■ Description of the task:
Find how many lines of the listing below include the word "Very", then report the number by itself.

Figure content listings
# # # #

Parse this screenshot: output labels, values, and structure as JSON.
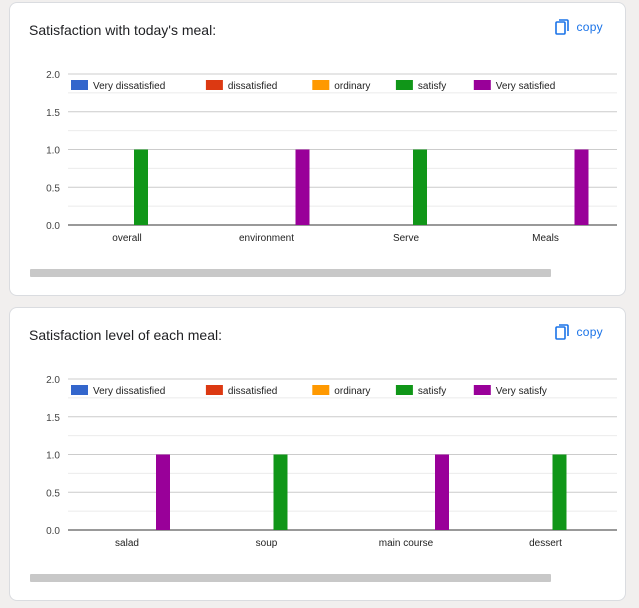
{
  "cards": [
    {
      "title": "Satisfaction with today's meal:",
      "copy_label": "copy",
      "copy_icon": "copy-icon"
    },
    {
      "title": "Satisfaction level of each meal:",
      "copy_label": "copy",
      "copy_icon": "copy-icon"
    }
  ],
  "colors": {
    "blue": "#3366cc",
    "red": "#dc3912",
    "orange": "#ff9900",
    "green": "#109618",
    "purple": "#990099",
    "link": "#1a73e8"
  },
  "chart_data": [
    {
      "type": "bar",
      "title": "",
      "xlabel": "",
      "ylabel": "",
      "ylim": [
        0,
        2
      ],
      "yticks": [
        "0.0",
        "0.5",
        "1.0",
        "1.5",
        "2.0"
      ],
      "grid": true,
      "legend_position": "top",
      "categories": [
        "overall",
        "environment",
        "Serve",
        "Meals"
      ],
      "series": [
        {
          "name": "Very dissatisfied",
          "color": "#3366cc",
          "values": [
            0,
            0,
            0,
            0
          ]
        },
        {
          "name": "dissatisfied",
          "color": "#dc3912",
          "values": [
            0,
            0,
            0,
            0
          ]
        },
        {
          "name": "ordinary",
          "color": "#ff9900",
          "values": [
            0,
            0,
            0,
            0
          ]
        },
        {
          "name": "satisfy",
          "color": "#109618",
          "values": [
            1,
            0,
            1,
            0
          ]
        },
        {
          "name": "Very satisfied",
          "color": "#990099",
          "values": [
            0,
            1,
            0,
            1
          ]
        }
      ]
    },
    {
      "type": "bar",
      "title": "",
      "xlabel": "",
      "ylabel": "",
      "ylim": [
        0,
        2
      ],
      "yticks": [
        "0.0",
        "0.5",
        "1.0",
        "1.5",
        "2.0"
      ],
      "grid": true,
      "legend_position": "top",
      "categories": [
        "salad",
        "soup",
        "main course",
        "dessert"
      ],
      "series": [
        {
          "name": "Very dissatisfied",
          "color": "#3366cc",
          "values": [
            0,
            0,
            0,
            0
          ]
        },
        {
          "name": "dissatisfied",
          "color": "#dc3912",
          "values": [
            0,
            0,
            0,
            0
          ]
        },
        {
          "name": "ordinary",
          "color": "#ff9900",
          "values": [
            0,
            0,
            0,
            0
          ]
        },
        {
          "name": "satisfy",
          "color": "#109618",
          "values": [
            0,
            1,
            0,
            1
          ]
        },
        {
          "name": "Very satisfy",
          "color": "#990099",
          "values": [
            1,
            0,
            1,
            0
          ]
        }
      ]
    }
  ]
}
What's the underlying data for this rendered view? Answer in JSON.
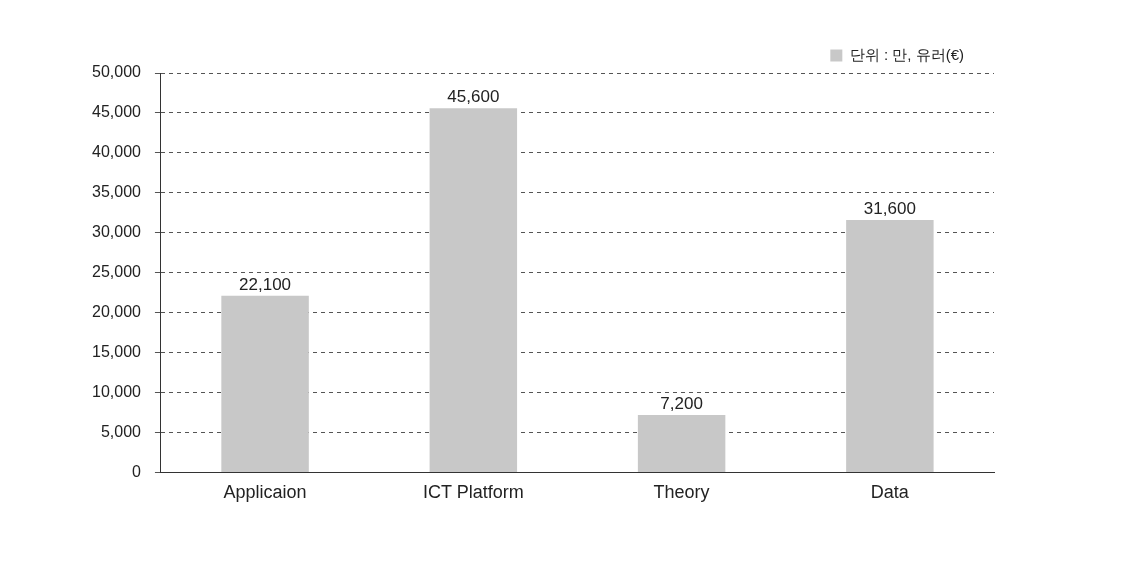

# # # #

■ Solution:
4